▸ **Exercise**:
Of all the lines in the material, how many include the word "Cash"? Give only the number.
──────── Dataset extract ────────
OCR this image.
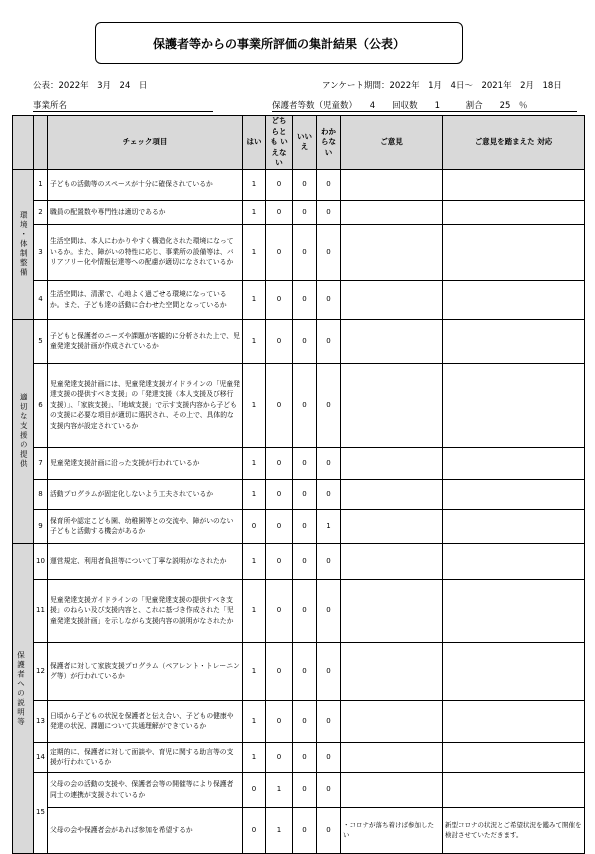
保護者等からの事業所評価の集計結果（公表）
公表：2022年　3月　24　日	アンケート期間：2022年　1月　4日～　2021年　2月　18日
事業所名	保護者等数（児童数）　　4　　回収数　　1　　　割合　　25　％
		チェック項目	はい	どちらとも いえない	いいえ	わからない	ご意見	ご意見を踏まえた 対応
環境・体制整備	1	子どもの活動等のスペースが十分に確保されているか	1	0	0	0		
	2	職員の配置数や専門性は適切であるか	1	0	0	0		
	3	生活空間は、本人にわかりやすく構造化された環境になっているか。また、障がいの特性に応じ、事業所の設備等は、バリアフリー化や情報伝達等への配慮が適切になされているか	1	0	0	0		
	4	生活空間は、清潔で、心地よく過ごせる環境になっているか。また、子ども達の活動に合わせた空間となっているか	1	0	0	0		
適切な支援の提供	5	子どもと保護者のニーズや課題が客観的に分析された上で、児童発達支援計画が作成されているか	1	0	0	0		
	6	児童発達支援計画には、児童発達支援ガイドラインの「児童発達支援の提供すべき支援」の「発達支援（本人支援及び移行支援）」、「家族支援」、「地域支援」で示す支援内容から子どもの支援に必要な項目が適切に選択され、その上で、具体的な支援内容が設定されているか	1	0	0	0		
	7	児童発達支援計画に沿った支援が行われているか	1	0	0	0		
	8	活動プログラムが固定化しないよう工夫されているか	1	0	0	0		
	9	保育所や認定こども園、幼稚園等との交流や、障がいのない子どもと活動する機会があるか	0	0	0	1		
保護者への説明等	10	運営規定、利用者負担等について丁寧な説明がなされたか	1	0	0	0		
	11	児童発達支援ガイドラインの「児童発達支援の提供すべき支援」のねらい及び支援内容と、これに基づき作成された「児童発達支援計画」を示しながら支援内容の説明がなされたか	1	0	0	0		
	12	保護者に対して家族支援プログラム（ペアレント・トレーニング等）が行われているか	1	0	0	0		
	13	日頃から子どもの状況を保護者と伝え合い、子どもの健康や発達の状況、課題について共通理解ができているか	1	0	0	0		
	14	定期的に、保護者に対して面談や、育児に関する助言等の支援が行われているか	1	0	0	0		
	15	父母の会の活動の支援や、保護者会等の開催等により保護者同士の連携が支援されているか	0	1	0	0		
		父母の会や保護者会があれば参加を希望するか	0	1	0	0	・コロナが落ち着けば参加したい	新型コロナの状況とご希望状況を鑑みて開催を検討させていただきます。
────────
──────── Dataset extract ────────
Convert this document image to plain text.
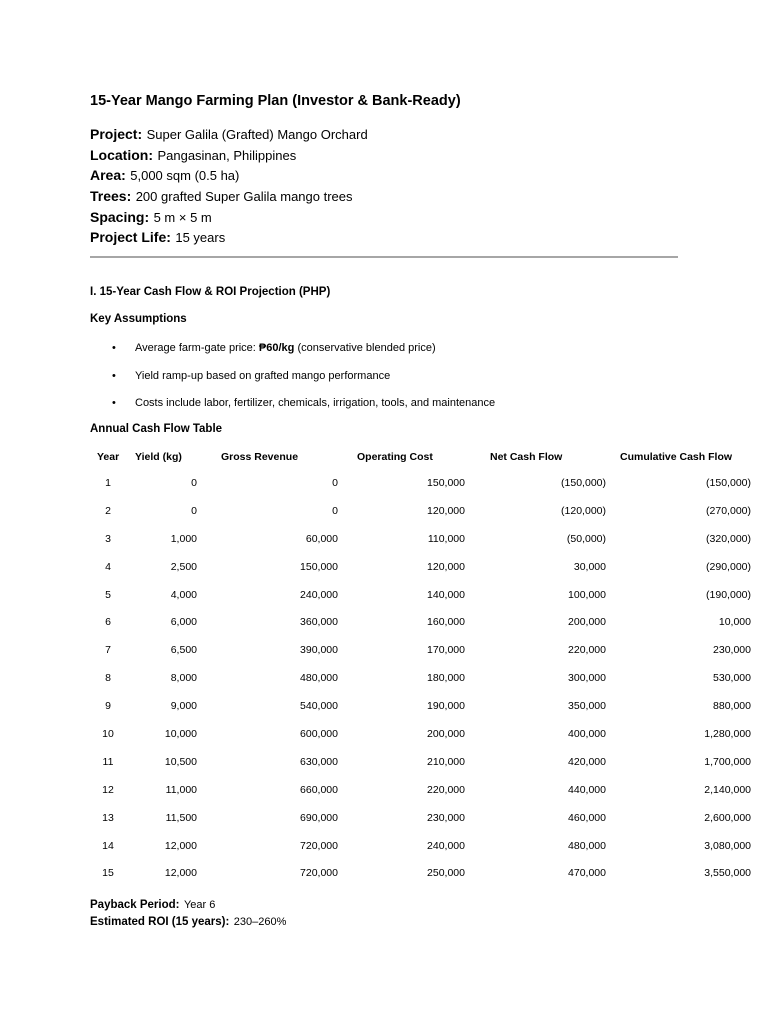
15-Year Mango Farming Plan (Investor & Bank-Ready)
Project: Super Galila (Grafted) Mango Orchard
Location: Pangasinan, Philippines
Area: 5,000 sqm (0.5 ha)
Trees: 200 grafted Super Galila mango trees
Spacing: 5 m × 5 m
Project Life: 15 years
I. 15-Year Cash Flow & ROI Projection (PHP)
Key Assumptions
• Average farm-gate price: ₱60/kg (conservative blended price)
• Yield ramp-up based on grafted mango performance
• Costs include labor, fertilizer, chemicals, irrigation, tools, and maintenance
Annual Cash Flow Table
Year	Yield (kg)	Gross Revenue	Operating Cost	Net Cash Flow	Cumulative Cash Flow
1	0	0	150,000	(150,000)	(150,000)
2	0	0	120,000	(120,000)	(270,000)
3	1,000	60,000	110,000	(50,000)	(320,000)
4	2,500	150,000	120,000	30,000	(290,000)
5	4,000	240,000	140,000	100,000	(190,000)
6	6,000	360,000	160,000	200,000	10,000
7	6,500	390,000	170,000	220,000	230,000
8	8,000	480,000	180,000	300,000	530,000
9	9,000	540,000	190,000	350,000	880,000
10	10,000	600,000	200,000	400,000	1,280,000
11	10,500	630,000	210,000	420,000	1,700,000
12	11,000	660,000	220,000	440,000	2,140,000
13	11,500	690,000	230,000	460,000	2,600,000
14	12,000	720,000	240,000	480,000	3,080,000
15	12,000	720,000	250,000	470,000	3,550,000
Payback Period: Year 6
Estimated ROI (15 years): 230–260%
────────
──────── Dataset extract ────────
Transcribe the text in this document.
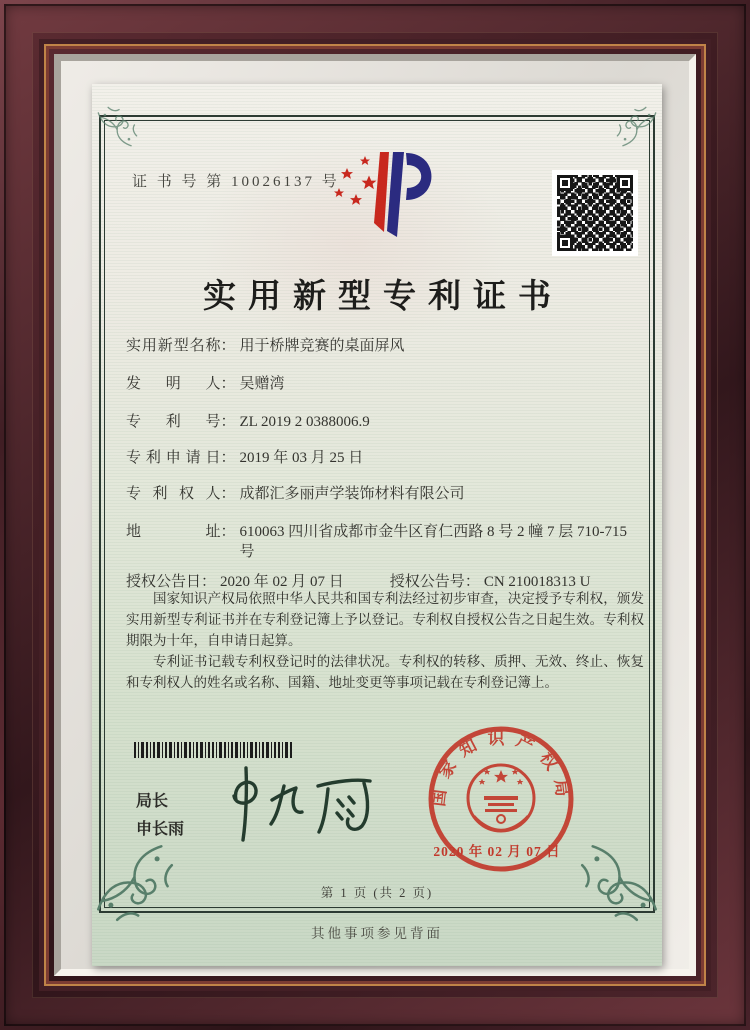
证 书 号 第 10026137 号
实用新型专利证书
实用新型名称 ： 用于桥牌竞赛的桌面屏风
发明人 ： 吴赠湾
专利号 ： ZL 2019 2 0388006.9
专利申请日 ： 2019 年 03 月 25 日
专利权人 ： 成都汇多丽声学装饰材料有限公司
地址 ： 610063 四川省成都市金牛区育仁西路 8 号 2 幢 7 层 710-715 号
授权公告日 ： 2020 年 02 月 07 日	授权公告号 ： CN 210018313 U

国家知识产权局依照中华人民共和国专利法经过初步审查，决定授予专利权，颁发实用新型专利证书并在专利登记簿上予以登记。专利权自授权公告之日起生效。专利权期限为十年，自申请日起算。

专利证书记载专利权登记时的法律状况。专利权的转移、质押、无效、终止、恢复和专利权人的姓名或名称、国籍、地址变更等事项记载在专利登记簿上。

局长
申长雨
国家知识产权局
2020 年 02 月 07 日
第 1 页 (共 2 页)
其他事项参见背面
────────
▸ **Written solution**:
3